[start Material provided]
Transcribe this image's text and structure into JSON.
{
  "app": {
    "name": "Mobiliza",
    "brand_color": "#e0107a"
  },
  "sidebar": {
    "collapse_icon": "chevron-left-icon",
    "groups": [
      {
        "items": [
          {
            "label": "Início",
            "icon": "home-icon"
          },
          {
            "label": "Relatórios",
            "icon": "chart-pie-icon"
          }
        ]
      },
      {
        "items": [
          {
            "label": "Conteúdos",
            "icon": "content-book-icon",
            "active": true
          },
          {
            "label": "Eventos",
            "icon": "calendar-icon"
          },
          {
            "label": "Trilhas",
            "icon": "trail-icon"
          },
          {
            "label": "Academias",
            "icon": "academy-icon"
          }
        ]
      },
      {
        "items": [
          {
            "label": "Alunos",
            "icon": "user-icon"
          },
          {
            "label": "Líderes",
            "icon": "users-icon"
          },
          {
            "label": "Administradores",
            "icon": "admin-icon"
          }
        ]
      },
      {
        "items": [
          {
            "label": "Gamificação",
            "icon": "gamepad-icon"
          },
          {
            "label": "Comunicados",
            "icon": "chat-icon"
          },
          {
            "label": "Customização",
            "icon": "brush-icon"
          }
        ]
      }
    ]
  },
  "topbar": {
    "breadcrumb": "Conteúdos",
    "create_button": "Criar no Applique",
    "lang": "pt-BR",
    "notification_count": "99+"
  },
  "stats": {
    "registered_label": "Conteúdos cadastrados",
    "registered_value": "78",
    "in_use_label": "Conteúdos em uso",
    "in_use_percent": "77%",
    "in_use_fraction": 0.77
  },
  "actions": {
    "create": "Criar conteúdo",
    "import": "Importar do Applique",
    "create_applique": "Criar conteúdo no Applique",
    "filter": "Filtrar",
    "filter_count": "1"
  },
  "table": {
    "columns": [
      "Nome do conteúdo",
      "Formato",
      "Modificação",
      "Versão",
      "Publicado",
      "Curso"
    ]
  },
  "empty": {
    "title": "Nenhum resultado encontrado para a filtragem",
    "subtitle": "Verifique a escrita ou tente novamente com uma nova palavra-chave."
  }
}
[end Material provided]
**Set task:**
Copy each line of the data exactly, leaving nothing out.

**Exercise answer:**
Transcribe this image's text and structure into JSON.
{
  "app": {
    "name": "Mobiliza",
    "brand_color": "#e0107a"
  },
  "sidebar": {
    "collapse_icon": "chevron-left-icon",
    "groups": [
      {
        "items": [
          {
            "label": "Início",
            "icon": "home-icon"
          },
          {
            "label": "Relatórios",
            "icon": "chart-pie-icon"
          }
        ]
      },
      {
        "items": [
          {
            "label": "Conteúdos",
            "icon": "content-book-icon",
            "active": true
          },
          {
            "label": "Eventos",
            "icon": "calendar-icon"
          },
          {
            "label": "Trilhas",
            "icon": "trail-icon"
          },
          {
            "label": "Academias",
            "icon": "academy-icon"
          }
        ]
      },
      {
        "items": [
          {
            "label": "Alunos",
            "icon": "user-icon"
          },
          {
            "label": "Líderes",
            "icon": "users-icon"
          },
          {
            "label": "Administradores",
            "icon": "admin-icon"
          }
        ]
      },
      {
        "items": [
          {
            "label": "Gamificação",
            "icon": "gamepad-icon"
          },
          {
            "label": "Comunicados",
            "icon": "chat-icon"
          },
          {
            "label": "Customização",
            "icon": "brush-icon"
          }
        ]
      }
    ]
  },
  "topbar": {
    "breadcrumb": "Conteúdos",
    "create_button": "Criar no Applique",
    "lang": "pt-BR",
    "notification_count": "99+"
  },
  "stats": {
    "registered_label": "Conteúdos cadastrados",
    "registered_value": "78",
    "in_use_label": "Conteúdos em uso",
    "in_use_percent": "77%",
    "in_use_fraction": 0.77
  },
  "actions": {
    "create": "Criar conteúdo",
    "import": "Importar do Applique",
    "create_applique": "Criar conteúdo no Applique",
    "filter": "Filtrar",
    "filter_count": "1"
  },
  "table": {
    "columns": [
      "Nome do conteúdo",
      "Formato",
      "Modificação",
      "Versão",
      "Publicado",
      "Curso"
    ]
  },
  "empty": {
    "title": "Nenhum resultado encontrado para a filtragem",
    "subtitle": "Verifique a escrita ou tente novamente com uma nova palavra-chave."
  }
}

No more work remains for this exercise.